課題 1.
記録の中で、「data-point [929,429,933,433]」を含む行から始めて「thumb-temperature-chart[interactable]: -60 -40」を含む行までを、両端の行も含めてそのまま複製してください。

本文.

本発明は、光を発する光源装置およびそれを用いた投光装置に関する。
従来、レーザ光源から出射された光を波長変換部材に照射することにより所定波長の光を生成する光源装置が知られている。この光源装置では、たとえば、波長変換部材により波長変換されて拡散された光と、波長変換部材により波長変換されずに拡散された光とが合成されて、白色光等、所定の色の光が生成される。このような光源装置が、たとえば、車両用前照灯の光源装置として利用されている。
以下の特許文献1には、光変換手段(蛍光体)によって生成された光像を投光光学系によって道路上に投光する投光器(ヘッドライト)が開示されている。この投光器は、6つのレーザ光源と、2つのマイクロミラーとを備える。1つのマイクロミラーに対して3つのレーザ光源が割り当てられている。3つのレーザ光源から出射されたレーザ光は、それぞれ、コリメータレンズと収束レンズおよび発散レンズによってマイクロミラーに集光される。
その後、1つのマイクロミラーに入射した3つのレーザ光は、それぞれ、走査方向に垂直な方向に互いに変位した位置において、光変換手段の発光面に照射される。マイクロミラーは、単一軸の周りにのみ振動する。マイクロミラーが振動することにより、走査方向に垂直な方向に互いに変位したビームスポットが、光変換手段の発光面を走査する。一方のマイクロミラーで走査される3つのレーザ光は、光変換手段の発光面上において、他方のマイクロミラーで走査される3つのレーザ光の間の位置に位置づけられる。
特表2016−507136号公報
波長変換部材を用いた光源装置では、所定の走査範囲において光を消光させ、あるいは、所定の走査範囲においてのみ光を発光させる配光制御が行われ得る。この制御により、光源装置から目標領域に投射される光に明暗が生じる。たとえば、光源装置が車両用前照灯に用いられる場合、車両前方の対向車の範囲において光が消される制御が行われ得る。この場合、なるべく明暗のコントラストと分解能を高めることが重要な要素となる。
上記特許文献1の構成において明暗のコントラストと分解能を高めるためには、ビームスポットの幅を走査方向に小さくする必要がある。しかし、このようにビームスポットの幅を小さくすると、ビームスポットの面積が低下し光密度が増加する。ビームスポットの光密度が増加すると、温度上昇によって、波長変換部材の光変換効率が低下し、あるいは、波長変換部材に破損が生じる虞がある。
このため、上記特許文献1の構成において、明暗のコントラストと分解能を高めるためには、ビームスポットの幅を減少させつつビームスポットの光量を低下させる必要がある。この場合、波長変換部材から生じる光の光量が低下する。逆に、波長変換部材から生じる光の光量を高く維持する場合には、ビームスポットの幅をあまり小さくできない。この場合、配光制御における明暗のコントラストと分解能を高めることが困難となる。
かかる課題に鑑み、本発明は、配光制御の際に明暗のコントラストと分解能を効果的に高めることが可能な光源装置およびそれを用いた投光装置を提供することを目的とする。

提供された記録.

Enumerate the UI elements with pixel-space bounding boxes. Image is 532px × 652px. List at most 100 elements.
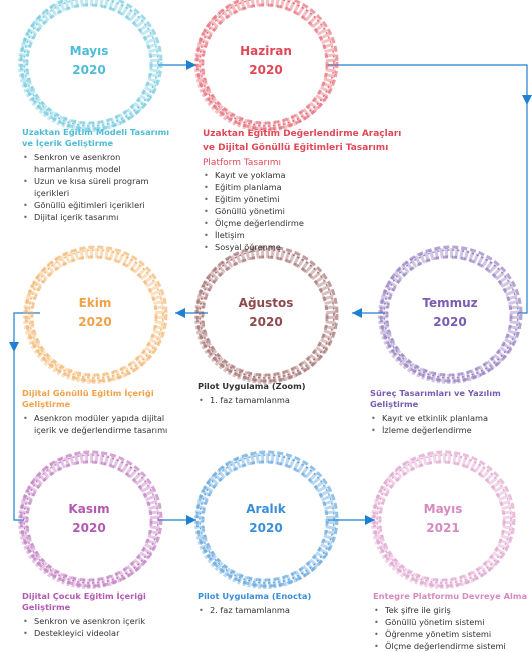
- crayon-ring: [18, 453, 160, 589]
- stage-2-list: Kayıt ve yoklama Eğitim planlama Eğitim …: [203, 169, 413, 253]
- crayon-ring: [372, 450, 516, 588]
- stage-2-subheading: Platform Tasarımı: [203, 158, 282, 168]
- list-item: Sosyal öğrenme: [203, 241, 413, 253]
- list-item: Kayıt ve yoklama: [203, 169, 413, 181]
- list-item: 2. faz tamamlanma: [198, 604, 348, 616]
- arrow-left-1: [352, 308, 362, 318]
- list-item: Tek şifre ile giriş: [373, 604, 528, 616]
- arrow-right-3: [365, 515, 375, 525]
- stage-6-heading: Dijital Çocuk Eğitim İçeriği Geliştirme: [22, 591, 146, 612]
- crayon-ring: [385, 255, 513, 377]
- crayon-ring: [18, 0, 160, 132]
- list-item: Senkron ve asenkron harmanlanmış model: [22, 151, 172, 175]
- crayon-ring: [199, 249, 335, 379]
- stage-8-list: Tek şifre ile giriş Gönüllü yönetim sist…: [373, 604, 528, 652]
- stage-1-month: Mayıs: [69, 44, 109, 58]
- crayon-ring: [19, 450, 163, 588]
- list-item: Eğitim planlama: [203, 181, 413, 193]
- list-item: Gönüllü yönetim sistemi: [373, 616, 528, 628]
- stage-1-label: Mayıs 2020: [44, 42, 134, 80]
- stage-6-details: Dijital Çocuk Eğitim İçeriği Geliştirme …: [22, 591, 182, 639]
- arrow-down-1: [522, 95, 532, 105]
- crayon-ring: [201, 3, 329, 125]
- stage-8-circle: [371, 450, 516, 589]
- timeline-arrows: [9, 60, 532, 525]
- connector-5-6: [13, 312, 40, 521]
- stage-7-list: 2. faz tamamlanma: [198, 604, 348, 616]
- crayon-ring: [194, 248, 336, 384]
- stage-3-circle: [378, 245, 523, 384]
- stage-5-circle: [23, 245, 168, 384]
- crayon-ring: [194, 453, 336, 589]
- stage-6-year: 2020: [72, 521, 106, 535]
- stage-4-month: Ağustos: [238, 296, 294, 310]
- stage-8-label: Mayıs 2021: [398, 500, 488, 538]
- stage-8-heading: Entegre Platformu Devreye Alma: [373, 591, 528, 601]
- stage-6-circle: [18, 450, 163, 589]
- arrow-right-1: [186, 60, 196, 70]
- list-item: Senkron ve asenkron içerik: [22, 615, 182, 627]
- crayon-ring: [201, 460, 329, 582]
- crayon-ring: [195, 245, 339, 383]
- stage-2-label: Haziran 2020: [221, 42, 311, 80]
- list-item: Destekleyici videolar: [22, 627, 182, 639]
- stage-7-label: Aralık 2020: [221, 500, 311, 538]
- crayon-ring: [195, 0, 339, 131]
- crayon-ring: [30, 255, 158, 377]
- stage-4-year: 2020: [249, 315, 283, 329]
- crayon-ring: [194, 0, 336, 132]
- stage-2-month: Haziran: [240, 44, 292, 58]
- stage-3-heading: Süreç Tasarımları ve Yazılım Geliştirme: [370, 388, 501, 409]
- stage-8-month: Mayıs: [423, 502, 463, 516]
- stage-4-heading: Pilot Uygulama (Zoom): [198, 381, 306, 391]
- stage-5-month: Ekim: [78, 296, 112, 310]
- list-item: Kayıt ve etkinlik planlama: [370, 412, 520, 424]
- crayon-ring: [378, 248, 520, 384]
- crayon-ring: [195, 450, 339, 588]
- connector-2-3: [328, 64, 528, 314]
- stage-1-heading: Uzaktan Eğitim Modeli Tasarımı ve İçerik…: [22, 127, 170, 148]
- stage-2-year: 2020: [249, 63, 283, 77]
- stage-4-list: 1. faz tamamlanma: [198, 394, 348, 406]
- list-item: Uzun ve kısa süreli program içerikleri: [22, 175, 172, 199]
- arrow-right-2: [186, 515, 196, 525]
- stage-3-year: 2020: [433, 315, 467, 329]
- stage-1-year: 2020: [72, 63, 106, 77]
- stage-3-list: Kayıt ve etkinlik planlama İzleme değerl…: [370, 412, 520, 436]
- stage-7-year: 2020: [249, 521, 283, 535]
- crayon-ring: [23, 0, 159, 127]
- stage-5-details: Dijital Gönüllü Eğitim İçeriği Geliştirm…: [22, 388, 182, 436]
- list-item: Asenkron modüler yapıda dijital içerik v…: [22, 412, 182, 436]
- stage-1-details: Uzaktan Eğitim Modeli Tasarımı ve İçerik…: [22, 127, 172, 223]
- crayon-ring: [201, 255, 329, 377]
- list-item: Ölçme değerlendirme sistemi: [373, 640, 528, 652]
- timeline-circles: [18, 0, 523, 589]
- stage-7-details: Pilot Uygulama (Enocta) 2. faz tamamlanm…: [198, 591, 348, 616]
- stage-8-year: 2021: [426, 521, 460, 535]
- crayon-ring: [25, 3, 153, 125]
- stage-7-month: Aralık: [246, 502, 286, 516]
- stage-2-details: Uzaktan Eğitim Değerlendirme Araçları ve…: [203, 127, 413, 253]
- crayon-ring: [379, 245, 523, 383]
- crayon-ring: [23, 248, 165, 384]
- stage-6-list: Senkron ve asenkron içerik Destekleyici …: [22, 615, 182, 639]
- list-item: Eğitim yönetimi: [203, 193, 413, 205]
- stage-5-heading: Dijital Gönüllü Eğitim İçeriği Geliştirm…: [22, 388, 154, 409]
- list-item: İletişim: [203, 229, 413, 241]
- crayon-ring: [376, 454, 512, 584]
- crayon-ring: [19, 0, 163, 131]
- crayon-ring: [199, 454, 335, 584]
- crayon-ring: [383, 249, 519, 379]
- stage-1-list: Senkron ve asenkron harmanlanmış model U…: [22, 151, 172, 223]
- list-item: Öğrenme yönetim sistemi: [373, 628, 528, 640]
- stage-3-details: Süreç Tasarımları ve Yazılım Geliştirme …: [370, 388, 520, 436]
- stage-6-label: Kasım 2020: [44, 500, 134, 538]
- crayon-ring: [199, 0, 335, 127]
- arrow-left-2: [175, 308, 185, 318]
- stage-2-heading: Uzaktan Eğitim Değerlendirme Araçları ve…: [203, 129, 402, 153]
- list-item: İzleme değerlendirme: [370, 424, 520, 436]
- stage-4-circle: [194, 245, 339, 384]
- list-item: Ölçme değerlendirme: [203, 217, 413, 229]
- crayon-ring: [371, 453, 513, 589]
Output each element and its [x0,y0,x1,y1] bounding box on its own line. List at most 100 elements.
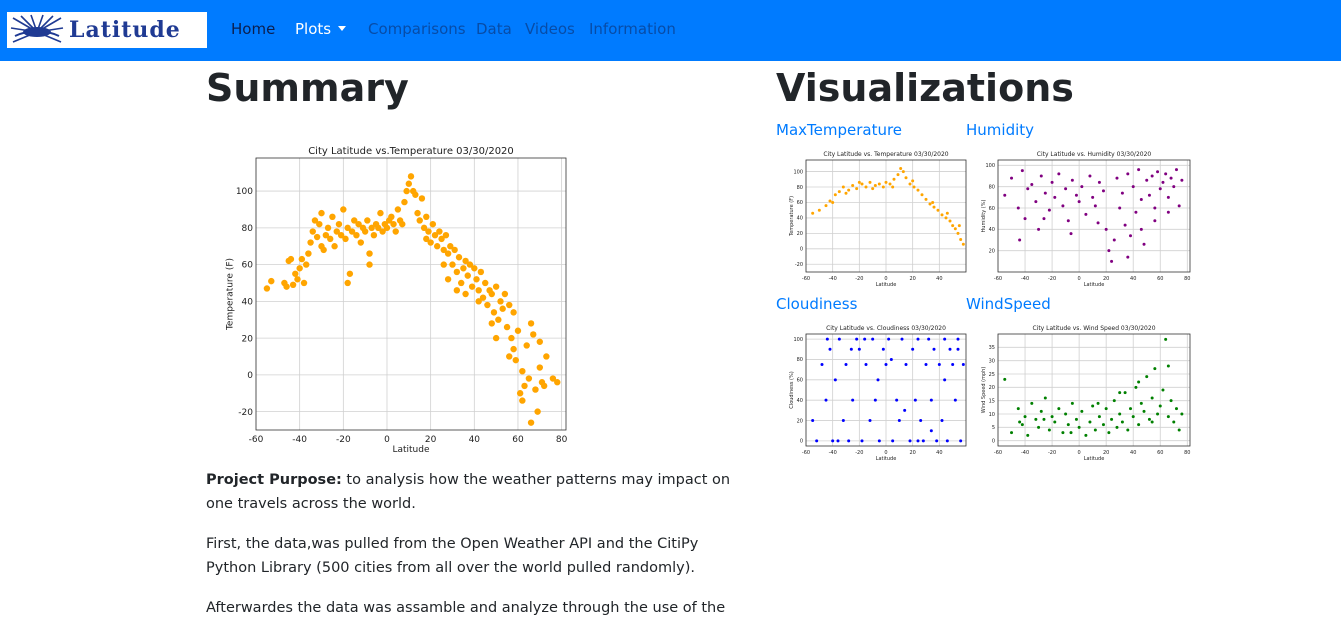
data-point [929,429,933,433]
y-tick-label: 80 [797,357,803,363]
nav-videos[interactable]: Videos [525,20,575,38]
data-point [1147,193,1151,197]
data-point [1088,174,1092,178]
data-point [527,320,535,327]
data-point [1010,431,1014,435]
data-point [316,220,323,228]
data-point [1169,176,1173,180]
data-point [503,323,511,331]
nav-plots-dropdown[interactable]: Plots [295,20,347,38]
data-point [927,337,931,341]
data-point [1096,401,1100,405]
thumb-windspeed-chart[interactable]: -60 -40 -20 0 20 40 60 80 0 5 10 15 20 25 30 35 City Lat… [978,322,1194,460]
data-point [353,231,360,239]
data-point [530,331,537,338]
data-point [877,182,881,186]
x-tick-label: -60 [802,450,810,456]
y-tick-label: 0 [247,371,253,381]
data-point [1096,221,1100,225]
link-humidity[interactable]: Humidity [966,121,1035,139]
y-tick-label: 80 [989,184,995,190]
data-point [1110,417,1114,421]
x-tick-label: 0 [1078,450,1081,456]
data-point [1161,388,1165,392]
caret-down-icon [338,26,347,31]
summary-heading: Summary [206,66,409,110]
data-point [817,208,821,212]
x-tick-label: -60 [994,276,1002,282]
data-point [462,257,469,265]
data-point [1112,238,1116,242]
data-point [1074,417,1078,421]
data-point [492,334,500,342]
nav-plots-label: Plots [295,20,332,38]
data-point [438,235,445,243]
data-point [399,220,406,228]
data-point [1043,396,1047,400]
data-point [1174,168,1178,172]
data-point [346,270,354,277]
data-point [482,279,489,287]
data-point [864,185,868,189]
data-point [1026,433,1030,437]
data-point [516,390,524,397]
thumb-humidity-chart[interactable]: -60 -40 -20 0 20 40 60 80 20 40 60 80 100 City Latitu… [978,148,1194,286]
data-point [1112,399,1116,403]
data-point [956,347,960,351]
data-point [841,419,845,423]
x-tick-label: -40 [292,435,307,445]
data-point [351,217,358,224]
brand-logo[interactable]: Latitude [7,12,207,48]
data-point [370,231,378,239]
thumb-temperature-chart[interactable]: -60 -40 -20 0 20 40 -20 0 20 40 60 80 100 City Latitu… [782,148,972,286]
data-point [366,261,373,268]
nav-comparisons[interactable]: Comparisons [368,20,466,38]
nav-information[interactable]: Information [589,20,676,38]
data-point [961,242,965,246]
thumb-cloudiness-chart[interactable]: -60 -40 -20 0 20 40 0 20 40 60 80 100 City Latitude … [782,322,972,460]
y-tick-label: 0 [800,439,803,445]
data-point [864,363,868,367]
data-point [1153,219,1157,223]
link-max-temperature[interactable]: MaxTemperature [776,121,903,139]
data-point [912,185,916,189]
data-point [329,213,336,221]
data-point [1091,195,1095,199]
y-tick-label: 30 [989,358,995,364]
nav-home[interactable]: Home [231,20,276,38]
data-point [855,187,859,191]
x-tick-label: -60 [994,450,1002,456]
data-point [1101,189,1105,193]
data-point [327,235,334,243]
data-point [1115,425,1119,429]
data-point [916,337,920,341]
data-point [841,185,845,189]
data-point [388,213,395,221]
data-point [944,216,948,220]
data-point [1039,409,1043,413]
data-source-paragraph: First, the data,was pulled from the Open… [206,536,699,576]
data-point [414,209,421,217]
data-point [440,246,447,254]
data-point [911,179,915,183]
link-windspeed[interactable]: WindSpeed [966,295,1051,313]
data-point [425,228,432,235]
data-point [884,180,888,184]
data-point [289,281,297,289]
data-point [1057,172,1061,176]
y-tick-label: 0 [992,438,995,444]
data-point [458,279,465,287]
visualizations-heading: Visualizations [776,66,1074,110]
nav-data[interactable]: Data [476,20,512,38]
data-point [1074,193,1078,197]
data-point [534,408,541,415]
link-cloudiness[interactable]: Cloudiness [776,295,858,313]
data-point [361,228,369,235]
y-tick-label: 35 [989,345,995,351]
data-point [855,337,859,341]
data-point [488,290,495,298]
data-point [1053,195,1057,199]
data-point [268,277,275,285]
data-point [320,246,327,254]
data-point [1080,185,1084,189]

課題 2.
本文のうち、「その後、1つのマイクロミラー」から始めて「の間の位置に位置づけられる。」までの部分を、一字も変えずに書き記す。

出力全文 1.
data-point [929,429,933,433]
y-tick-label: 80 [797,357,803,363]
nav-videos[interactable]: Videos [525,20,575,38]
data-point [1147,193,1151,197]
data-point [1088,174,1092,178]
data-point [527,320,535,327]
data-point [1010,431,1014,435]
data-point [316,220,323,228]
data-point [1169,176,1173,180]
data-point [503,323,511,331]
nav-plots-dropdown[interactable]: Plots [295,20,347,38]
data-point [927,337,931,341]
data-point [1096,401,1100,405]
thumb-windspeed-chart[interactable]: -60 -40 -20 0 20 40 60 80 0 5 10 15 20 25 30 35 City Lat… [978,322,1194,460]
data-point [353,231,360,239]
data-point [530,331,537,338]
data-point [877,182,881,186]
x-tick-label: -60 [802,450,810,456]
y-tick-label: 0 [247,371,253,381]
data-point [1096,221,1100,225]
link-humidity[interactable]: Humidity [966,121,1035,139]
y-tick-label: 80 [989,184,995,190]
data-point [1110,417,1114,421]
x-tick-label: 0 [1078,450,1081,456]
data-point [1161,388,1165,392]
caret-down-icon [338,26,347,31]
summary-heading: Summary [206,66,409,110]
data-point [817,208,821,212]
x-tick-label: -60 [994,276,1002,282]
data-point [462,257,469,265]
data-point [1112,238,1116,242]
data-point [1074,417,1078,421]
data-point [492,334,500,342]
nav-plots-label: Plots [295,20,332,38]
data-point [438,235,445,243]
data-point [399,220,406,228]
data-point [1043,396,1047,400]
data-point [1174,168,1178,172]
data-point [346,270,354,277]
data-point [482,279,489,287]
data-point [864,185,868,189]
data-point [1026,433,1030,437]
data-point [516,390,524,397]
thumb-humidity-chart[interactable]: -60 -40 -20 0 20 40 60 80 20 40 60 80 100 City Latitu… [978,148,1194,286]
data-point [1112,399,1116,403]
data-point [956,347,960,351]
data-point [841,419,845,423]
x-tick-label: -40 [292,435,307,445]
data-point [351,217,358,224]
brand-logo[interactable]: Latitude [7,12,207,48]
data-point [370,231,378,239]
thumb-temperature-chart[interactable]: -60 -40 -20 0 20 40 -20 0 20 40 60 80 100 City Latitu… [782,148,972,286]

出力全文 2.
その後、1つのマイクロミラーに入射した3つのレーザ光は、それぞれ、走査方向に垂直な方向に互いに変位した位置において、光変換手段の発光面に照射される。マイクロミラーは、単一軸の周りにのみ振動する。マイクロミラーが振動することにより、走査方向に垂直な方向に互いに変位したビームスポットが、光変換手段の発光面を走査する。一方のマイクロミラーで走査される3つのレーザ光は、光変換手段の発光面上において、他方のマイクロミラーで走査される3つのレーザ光の間の位置に位置づけられる。